## What is being asked
Please reproduce every record, keeping each one exactly as written.

## Input records

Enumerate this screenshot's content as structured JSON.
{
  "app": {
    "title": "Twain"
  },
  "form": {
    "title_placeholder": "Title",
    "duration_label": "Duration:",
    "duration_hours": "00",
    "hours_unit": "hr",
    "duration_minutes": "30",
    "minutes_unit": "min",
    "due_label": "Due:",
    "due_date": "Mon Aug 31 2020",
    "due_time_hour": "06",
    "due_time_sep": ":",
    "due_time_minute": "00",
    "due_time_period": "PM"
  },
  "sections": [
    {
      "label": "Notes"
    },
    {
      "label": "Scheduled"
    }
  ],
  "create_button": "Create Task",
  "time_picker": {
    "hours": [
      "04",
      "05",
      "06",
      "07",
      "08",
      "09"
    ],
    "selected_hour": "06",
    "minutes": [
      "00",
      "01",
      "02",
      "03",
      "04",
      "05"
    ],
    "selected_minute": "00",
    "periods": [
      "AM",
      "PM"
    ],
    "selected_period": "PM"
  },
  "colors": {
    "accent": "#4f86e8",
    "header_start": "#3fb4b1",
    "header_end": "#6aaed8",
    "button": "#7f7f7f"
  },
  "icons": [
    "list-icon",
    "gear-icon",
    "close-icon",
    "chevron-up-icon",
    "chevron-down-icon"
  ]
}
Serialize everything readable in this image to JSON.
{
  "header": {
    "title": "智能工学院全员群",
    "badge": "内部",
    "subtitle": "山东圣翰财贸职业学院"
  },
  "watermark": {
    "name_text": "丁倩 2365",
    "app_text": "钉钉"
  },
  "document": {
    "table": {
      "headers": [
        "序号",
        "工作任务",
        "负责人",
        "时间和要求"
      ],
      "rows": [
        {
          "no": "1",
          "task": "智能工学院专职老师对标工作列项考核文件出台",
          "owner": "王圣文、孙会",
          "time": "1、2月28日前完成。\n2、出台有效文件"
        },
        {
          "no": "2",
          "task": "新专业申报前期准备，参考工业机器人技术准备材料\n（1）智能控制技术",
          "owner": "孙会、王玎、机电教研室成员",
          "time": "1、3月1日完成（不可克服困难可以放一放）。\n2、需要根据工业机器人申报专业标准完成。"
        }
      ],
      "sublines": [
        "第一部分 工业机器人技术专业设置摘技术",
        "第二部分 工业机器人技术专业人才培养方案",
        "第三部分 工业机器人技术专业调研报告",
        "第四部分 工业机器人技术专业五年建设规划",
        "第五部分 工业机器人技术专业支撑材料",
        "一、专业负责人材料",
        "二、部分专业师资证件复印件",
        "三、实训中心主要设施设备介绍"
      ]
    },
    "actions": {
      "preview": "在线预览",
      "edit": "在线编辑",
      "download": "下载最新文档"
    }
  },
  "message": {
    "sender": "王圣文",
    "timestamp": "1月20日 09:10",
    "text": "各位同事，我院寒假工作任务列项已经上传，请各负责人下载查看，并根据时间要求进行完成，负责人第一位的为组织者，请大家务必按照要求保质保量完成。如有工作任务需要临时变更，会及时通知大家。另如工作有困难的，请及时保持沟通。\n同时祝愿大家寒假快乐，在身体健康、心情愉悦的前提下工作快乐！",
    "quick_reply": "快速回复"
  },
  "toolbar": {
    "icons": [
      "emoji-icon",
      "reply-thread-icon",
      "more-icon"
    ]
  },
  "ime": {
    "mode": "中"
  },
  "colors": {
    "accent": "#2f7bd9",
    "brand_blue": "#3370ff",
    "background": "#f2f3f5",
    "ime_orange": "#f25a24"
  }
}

## Output for this exercise
Enumerate this screenshot's content as structured JSON.
{
  "app": {
    "title": "Twain"
  },
  "form": {
    "title_placeholder": "Title",
    "duration_label": "Duration:",
    "duration_hours": "00",
    "hours_unit": "hr",
    "duration_minutes": "30",
    "minutes_unit": "min",
    "due_label": "Due:",
    "due_date": "Mon Aug 31 2020",
    "due_time_hour": "06",
    "due_time_sep": ":",
    "due_time_minute": "00",
    "due_time_period": "PM"
  },
  "sections": [
    {
      "label": "Notes"
    },
    {
      "label": "Scheduled"
    }
  ],
  "create_button": "Create Task",
  "time_picker": {
    "hours": [
      "04",
      "05",
      "06",
      "07",
      "08",
      "09"
    ],
    "selected_hour": "06",
    "minutes": [
      "00",
      "01",
      "02",
      "03",
      "04",
      "05"
    ],
    "selected_minute": "00",
    "periods": [
      "AM",
      "PM"
    ],
    "selected_period": "PM"
  },
  "colors": {
    "accent": "#4f86e8",
    "header_start": "#3fb4b1",
    "header_end": "#6aaed8",
    "button": "#7f7f7f"
  },
  "icons": [
    "list-icon",
    "gear-icon",
    "close-icon",
    "chevron-up-icon",
    "chevron-down-icon"
  ]
}
Serialize everything readable in this image to JSON.
{
  "header": {
    "title": "智能工学院全员群",
    "badge": "内部",
    "subtitle": "山东圣翰财贸职业学院"
  },
  "watermark": {
    "name_text": "丁倩 2365",
    "app_text": "钉钉"
  },
  "document": {
    "table": {
      "headers": [
        "序号",
        "工作任务",
        "负责人",
        "时间和要求"
      ],
      "rows": [
        {
          "no": "1",
          "task": "智能工学院专职老师对标工作列项考核文件出台",
          "owner": "王圣文、孙会",
          "time": "1、2月28日前完成。\n2、出台有效文件"
        },
        {
          "no": "2",
          "task": "新专业申报前期准备，参考工业机器人技术准备材料\n（1）智能控制技术",
          "owner": "孙会、王玎、机电教研室成员",
          "time": "1、3月1日完成（不可克服困难可以放一放）。\n2、需要根据工业机器人申报专业标准完成。"
        }
      ],
      "sublines": [
        "第一部分 工业机器人技术专业设置摘技术",
        "第二部分 工业机器人技术专业人才培养方案",
        "第三部分 工业机器人技术专业调研报告",
        "第四部分 工业机器人技术专业五年建设规划",
        "第五部分 工业机器人技术专业支撑材料",
        "一、专业负责人材料",
        "二、部分专业师资证件复印件",
        "三、实训中心主要设施设备介绍"
      ]
    },
    "actions": {
      "preview": "在线预览",
      "edit": "在线编辑",
      "download": "下载最新文档"
    }
  },
  "message": {
    "sender": "王圣文",
    "timestamp": "1月20日 09:10",
    "text": "各位同事，我院寒假工作任务列项已经上传，请各负责人下载查看，并根据时间要求进行完成，负责人第一位的为组织者，请大家务必按照要求保质保量完成。如有工作任务需要临时变更，会及时通知大家。另如工作有困难的，请及时保持沟通。\n同时祝愿大家寒假快乐，在身体健康、心情愉悦的前提下工作快乐！",
    "quick_reply": "快速回复"
  },
  "toolbar": {
    "icons": [
      "emoji-icon",
      "reply-thread-icon",
      "more-icon"
    ]
  },
  "ime": {
    "mode": "中"
  },
  "colors": {
    "accent": "#2f7bd9",
    "brand_blue": "#3370ff",
    "background": "#f2f3f5",
    "ime_orange": "#f25a24"
  }
}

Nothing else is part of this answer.